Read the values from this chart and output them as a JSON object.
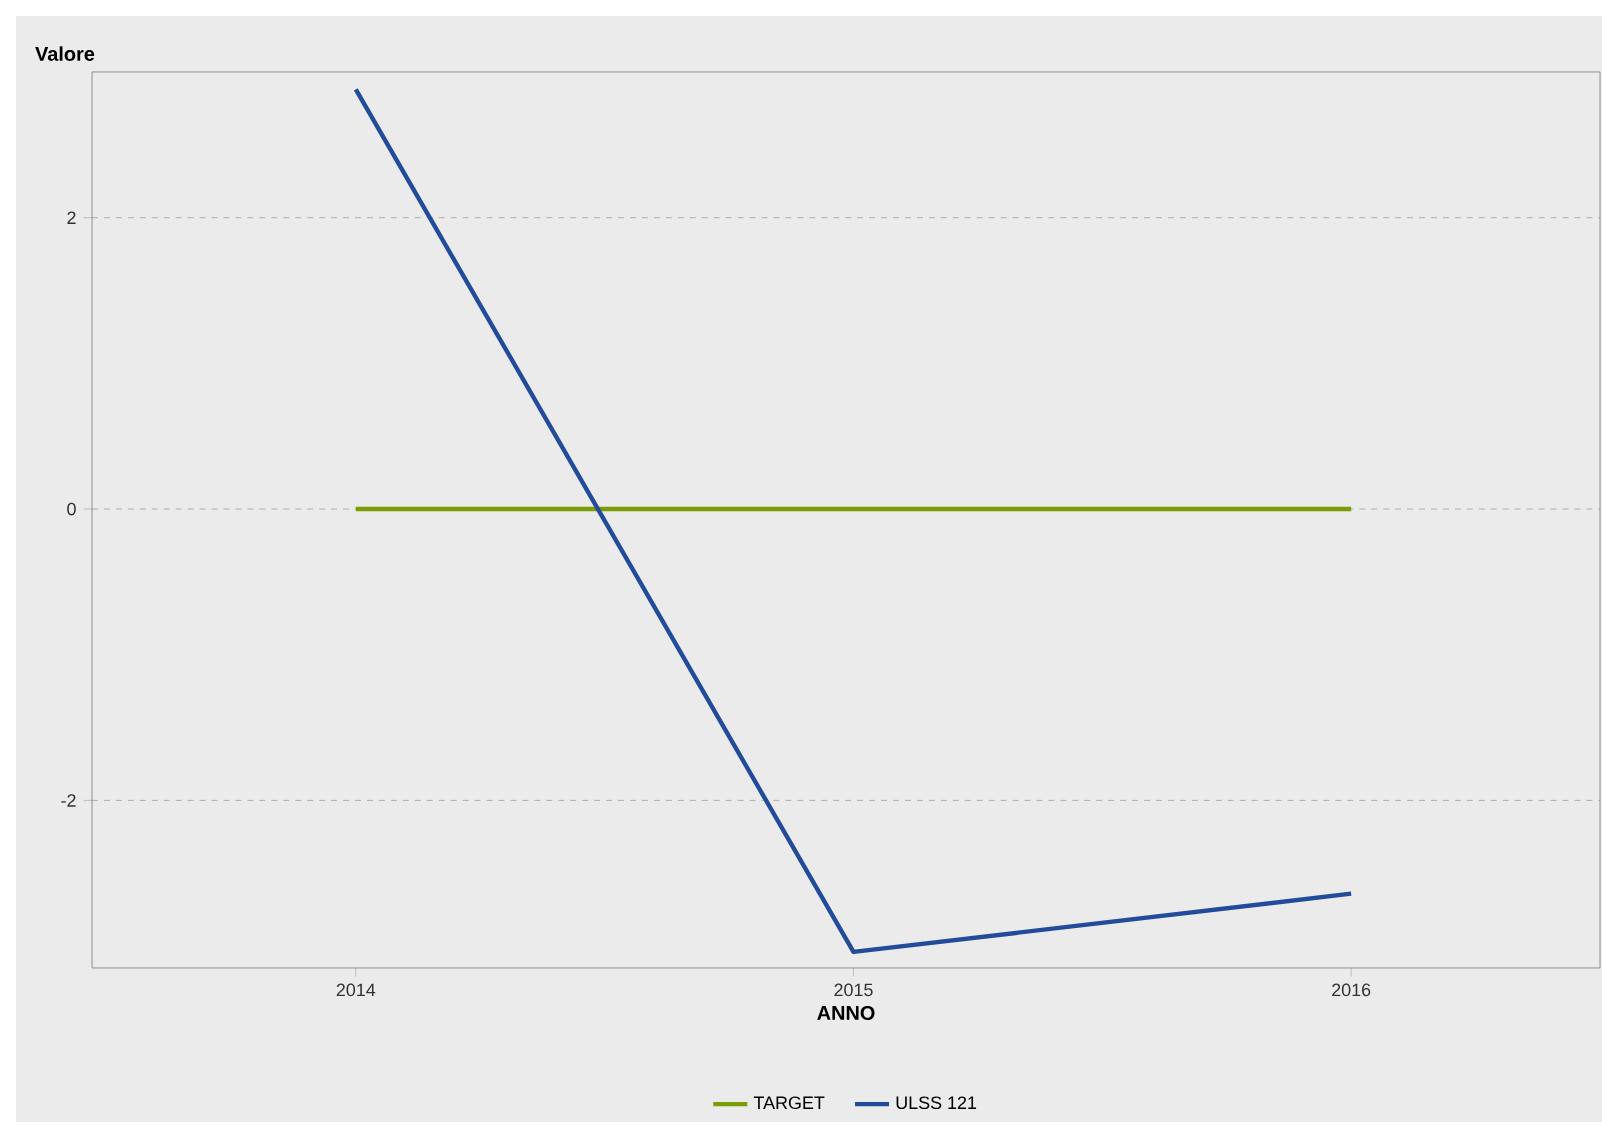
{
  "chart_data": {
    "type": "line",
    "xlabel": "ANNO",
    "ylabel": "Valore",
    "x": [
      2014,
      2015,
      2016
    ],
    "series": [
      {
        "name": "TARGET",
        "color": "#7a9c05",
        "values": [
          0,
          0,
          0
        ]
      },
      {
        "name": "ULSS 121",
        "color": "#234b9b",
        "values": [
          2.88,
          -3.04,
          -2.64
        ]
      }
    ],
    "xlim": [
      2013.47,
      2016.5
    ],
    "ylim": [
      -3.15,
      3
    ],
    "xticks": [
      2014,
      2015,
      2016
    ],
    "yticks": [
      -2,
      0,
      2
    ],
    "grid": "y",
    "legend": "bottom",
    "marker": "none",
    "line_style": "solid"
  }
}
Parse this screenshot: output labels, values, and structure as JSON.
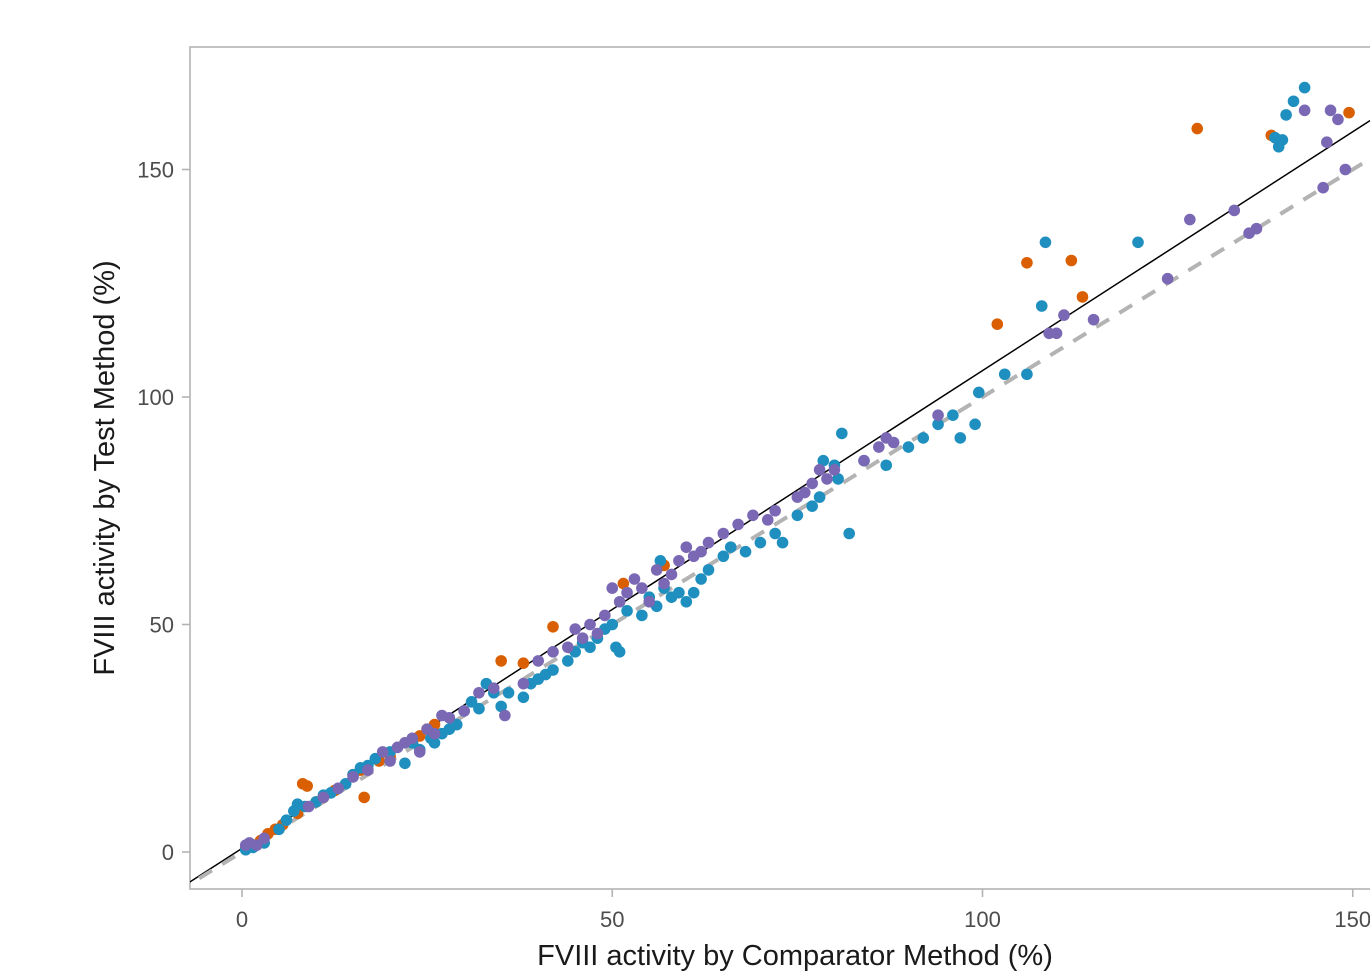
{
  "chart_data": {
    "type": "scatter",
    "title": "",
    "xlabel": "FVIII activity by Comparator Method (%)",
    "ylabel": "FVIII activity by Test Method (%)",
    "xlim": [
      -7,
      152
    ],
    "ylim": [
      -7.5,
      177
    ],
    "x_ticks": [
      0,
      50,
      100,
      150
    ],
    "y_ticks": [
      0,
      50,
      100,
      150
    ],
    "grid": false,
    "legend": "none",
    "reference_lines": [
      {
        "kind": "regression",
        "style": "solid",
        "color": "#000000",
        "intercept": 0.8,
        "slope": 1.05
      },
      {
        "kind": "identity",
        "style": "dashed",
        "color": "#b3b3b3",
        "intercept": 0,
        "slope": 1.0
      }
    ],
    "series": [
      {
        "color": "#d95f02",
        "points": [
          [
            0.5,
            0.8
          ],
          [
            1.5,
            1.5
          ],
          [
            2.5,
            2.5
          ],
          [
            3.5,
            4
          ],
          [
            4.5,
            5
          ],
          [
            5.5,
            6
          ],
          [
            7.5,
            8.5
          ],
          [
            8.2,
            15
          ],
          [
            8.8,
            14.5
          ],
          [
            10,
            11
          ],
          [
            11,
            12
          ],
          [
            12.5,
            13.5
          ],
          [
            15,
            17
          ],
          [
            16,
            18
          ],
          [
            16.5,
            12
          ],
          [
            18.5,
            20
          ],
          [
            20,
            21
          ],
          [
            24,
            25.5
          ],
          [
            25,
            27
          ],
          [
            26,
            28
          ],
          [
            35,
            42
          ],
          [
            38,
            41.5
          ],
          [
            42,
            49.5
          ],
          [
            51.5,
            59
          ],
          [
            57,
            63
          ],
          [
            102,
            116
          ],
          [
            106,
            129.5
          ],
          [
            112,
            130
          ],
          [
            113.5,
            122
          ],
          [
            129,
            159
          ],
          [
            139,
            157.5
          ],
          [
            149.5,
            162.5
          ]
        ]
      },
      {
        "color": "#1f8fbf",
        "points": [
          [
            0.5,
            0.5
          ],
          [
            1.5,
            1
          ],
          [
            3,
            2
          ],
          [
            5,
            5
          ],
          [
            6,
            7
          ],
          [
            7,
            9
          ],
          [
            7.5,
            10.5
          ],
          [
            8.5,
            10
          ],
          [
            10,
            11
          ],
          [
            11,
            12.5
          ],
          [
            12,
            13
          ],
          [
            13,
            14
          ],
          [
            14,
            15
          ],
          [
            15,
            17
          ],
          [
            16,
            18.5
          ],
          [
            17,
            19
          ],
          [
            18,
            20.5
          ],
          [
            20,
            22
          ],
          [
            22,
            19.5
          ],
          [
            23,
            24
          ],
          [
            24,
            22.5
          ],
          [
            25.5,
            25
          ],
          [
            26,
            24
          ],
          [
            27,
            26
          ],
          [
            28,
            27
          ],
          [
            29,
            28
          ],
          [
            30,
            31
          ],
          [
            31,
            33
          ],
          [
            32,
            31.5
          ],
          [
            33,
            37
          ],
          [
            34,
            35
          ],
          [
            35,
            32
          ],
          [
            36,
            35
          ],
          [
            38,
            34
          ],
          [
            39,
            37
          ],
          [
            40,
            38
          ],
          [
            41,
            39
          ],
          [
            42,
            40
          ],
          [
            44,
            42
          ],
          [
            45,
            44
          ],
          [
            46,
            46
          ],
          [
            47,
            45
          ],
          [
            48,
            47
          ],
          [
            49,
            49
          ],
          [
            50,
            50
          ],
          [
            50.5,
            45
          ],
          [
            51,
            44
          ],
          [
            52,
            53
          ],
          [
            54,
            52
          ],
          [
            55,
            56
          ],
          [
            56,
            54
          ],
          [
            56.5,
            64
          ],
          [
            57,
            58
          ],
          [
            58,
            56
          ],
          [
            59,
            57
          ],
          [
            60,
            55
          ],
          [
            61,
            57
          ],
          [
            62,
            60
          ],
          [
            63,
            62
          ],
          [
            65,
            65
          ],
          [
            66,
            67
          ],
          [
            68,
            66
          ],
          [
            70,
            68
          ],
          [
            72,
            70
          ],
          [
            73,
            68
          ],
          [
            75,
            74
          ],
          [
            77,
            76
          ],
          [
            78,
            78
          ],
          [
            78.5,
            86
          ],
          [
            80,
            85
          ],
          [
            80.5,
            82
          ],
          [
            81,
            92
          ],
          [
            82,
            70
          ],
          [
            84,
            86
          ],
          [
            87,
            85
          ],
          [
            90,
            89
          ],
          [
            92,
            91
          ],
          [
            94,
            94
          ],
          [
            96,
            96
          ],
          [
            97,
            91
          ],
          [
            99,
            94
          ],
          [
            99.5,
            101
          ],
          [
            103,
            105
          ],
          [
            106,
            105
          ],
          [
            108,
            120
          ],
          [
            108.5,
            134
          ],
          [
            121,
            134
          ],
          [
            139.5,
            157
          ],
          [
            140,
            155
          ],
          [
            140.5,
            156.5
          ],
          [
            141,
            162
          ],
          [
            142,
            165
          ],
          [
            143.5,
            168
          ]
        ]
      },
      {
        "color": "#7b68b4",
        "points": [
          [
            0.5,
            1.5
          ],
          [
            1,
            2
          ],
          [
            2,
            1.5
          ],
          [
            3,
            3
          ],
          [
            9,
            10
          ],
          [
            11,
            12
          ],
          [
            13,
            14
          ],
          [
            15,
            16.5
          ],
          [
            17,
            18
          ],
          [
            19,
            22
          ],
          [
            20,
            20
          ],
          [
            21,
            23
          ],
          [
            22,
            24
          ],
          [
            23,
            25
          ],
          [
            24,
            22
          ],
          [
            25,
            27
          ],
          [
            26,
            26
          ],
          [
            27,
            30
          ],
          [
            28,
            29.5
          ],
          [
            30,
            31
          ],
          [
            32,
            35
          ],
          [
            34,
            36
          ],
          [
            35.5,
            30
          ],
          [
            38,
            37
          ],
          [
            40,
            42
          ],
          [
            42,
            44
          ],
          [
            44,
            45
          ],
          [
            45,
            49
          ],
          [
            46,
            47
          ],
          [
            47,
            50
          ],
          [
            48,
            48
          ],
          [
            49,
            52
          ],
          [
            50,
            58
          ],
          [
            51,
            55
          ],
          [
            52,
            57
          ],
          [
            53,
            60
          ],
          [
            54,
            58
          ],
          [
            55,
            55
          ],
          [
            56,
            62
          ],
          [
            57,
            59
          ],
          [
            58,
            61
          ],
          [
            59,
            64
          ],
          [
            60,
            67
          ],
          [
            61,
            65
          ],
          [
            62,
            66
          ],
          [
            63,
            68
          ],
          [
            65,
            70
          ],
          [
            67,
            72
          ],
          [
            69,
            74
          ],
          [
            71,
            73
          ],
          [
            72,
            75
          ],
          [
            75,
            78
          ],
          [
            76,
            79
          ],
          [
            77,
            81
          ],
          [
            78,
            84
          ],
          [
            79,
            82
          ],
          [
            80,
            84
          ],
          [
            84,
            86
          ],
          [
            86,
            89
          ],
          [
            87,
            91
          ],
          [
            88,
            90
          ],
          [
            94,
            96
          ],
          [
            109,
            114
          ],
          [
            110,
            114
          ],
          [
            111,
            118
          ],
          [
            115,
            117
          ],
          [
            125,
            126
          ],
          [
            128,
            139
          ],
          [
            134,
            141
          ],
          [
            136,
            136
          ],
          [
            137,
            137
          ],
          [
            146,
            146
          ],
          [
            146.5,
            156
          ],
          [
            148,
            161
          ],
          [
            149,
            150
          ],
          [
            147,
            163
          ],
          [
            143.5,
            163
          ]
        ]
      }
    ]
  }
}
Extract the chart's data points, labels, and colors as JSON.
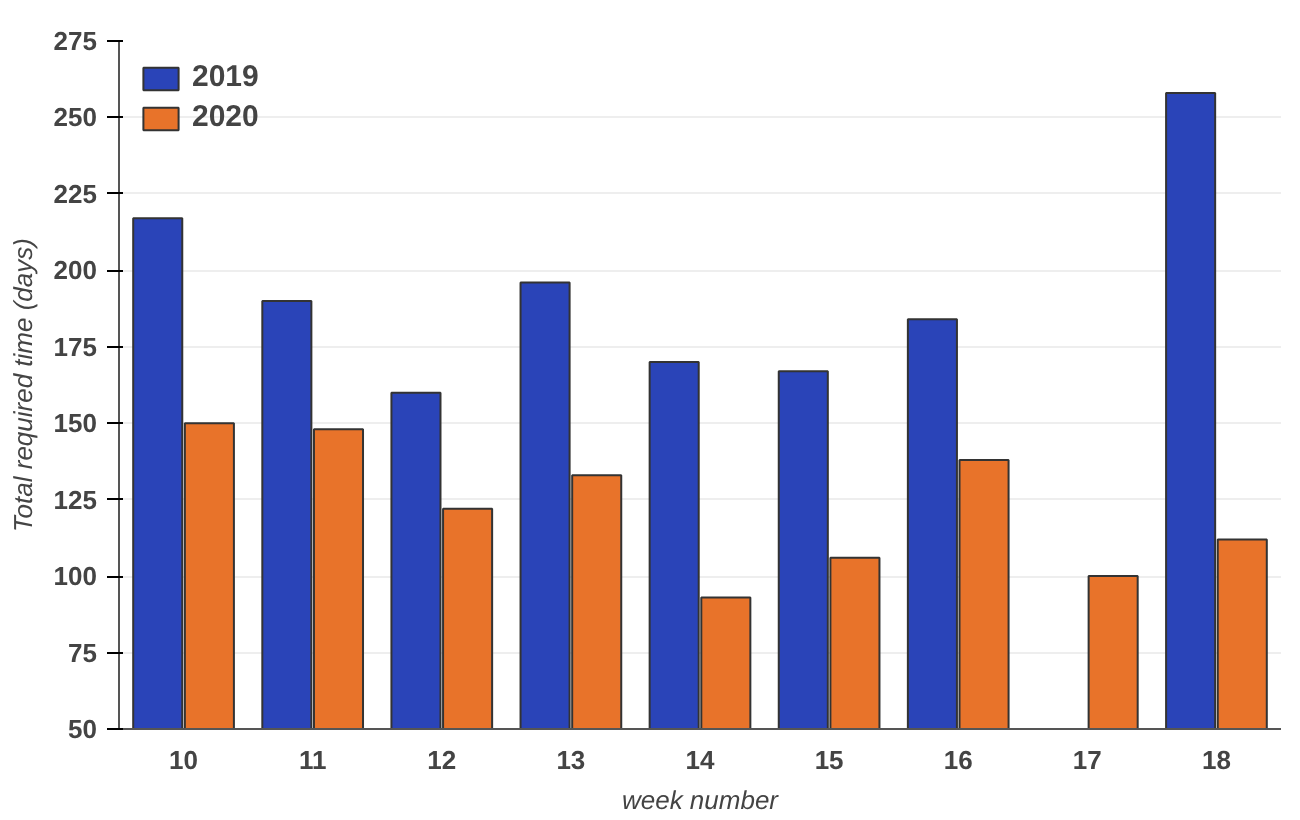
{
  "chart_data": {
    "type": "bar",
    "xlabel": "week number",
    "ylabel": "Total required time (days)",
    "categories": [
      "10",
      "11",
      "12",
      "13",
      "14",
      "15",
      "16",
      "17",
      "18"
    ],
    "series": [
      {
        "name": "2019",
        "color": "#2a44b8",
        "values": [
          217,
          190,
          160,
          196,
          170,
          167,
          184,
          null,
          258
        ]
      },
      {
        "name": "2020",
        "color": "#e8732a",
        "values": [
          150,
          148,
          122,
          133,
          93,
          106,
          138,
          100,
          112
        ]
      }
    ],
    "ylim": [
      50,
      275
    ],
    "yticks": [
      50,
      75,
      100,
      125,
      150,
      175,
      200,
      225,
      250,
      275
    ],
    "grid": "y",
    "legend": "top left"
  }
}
§ §
**Directive:** Only the lines from the one containing "Extract the chart's" through the end of the listing are to be quoted, exactly and with both ends included; pictures are left out.

**Response to the task:**
Extract the chart's data points, labels, and colors as JSON.
{
  "chart_data": {
    "type": "bar",
    "xlabel": "week number",
    "ylabel": "Total required time (days)",
    "categories": [
      "10",
      "11",
      "12",
      "13",
      "14",
      "15",
      "16",
      "17",
      "18"
    ],
    "series": [
      {
        "name": "2019",
        "color": "#2a44b8",
        "values": [
          217,
          190,
          160,
          196,
          170,
          167,
          184,
          null,
          258
        ]
      },
      {
        "name": "2020",
        "color": "#e8732a",
        "values": [
          150,
          148,
          122,
          133,
          93,
          106,
          138,
          100,
          112
        ]
      }
    ],
    "ylim": [
      50,
      275
    ],
    "yticks": [
      50,
      75,
      100,
      125,
      150,
      175,
      200,
      225,
      250,
      275
    ],
    "grid": "y",
    "legend": "top left"
  }
}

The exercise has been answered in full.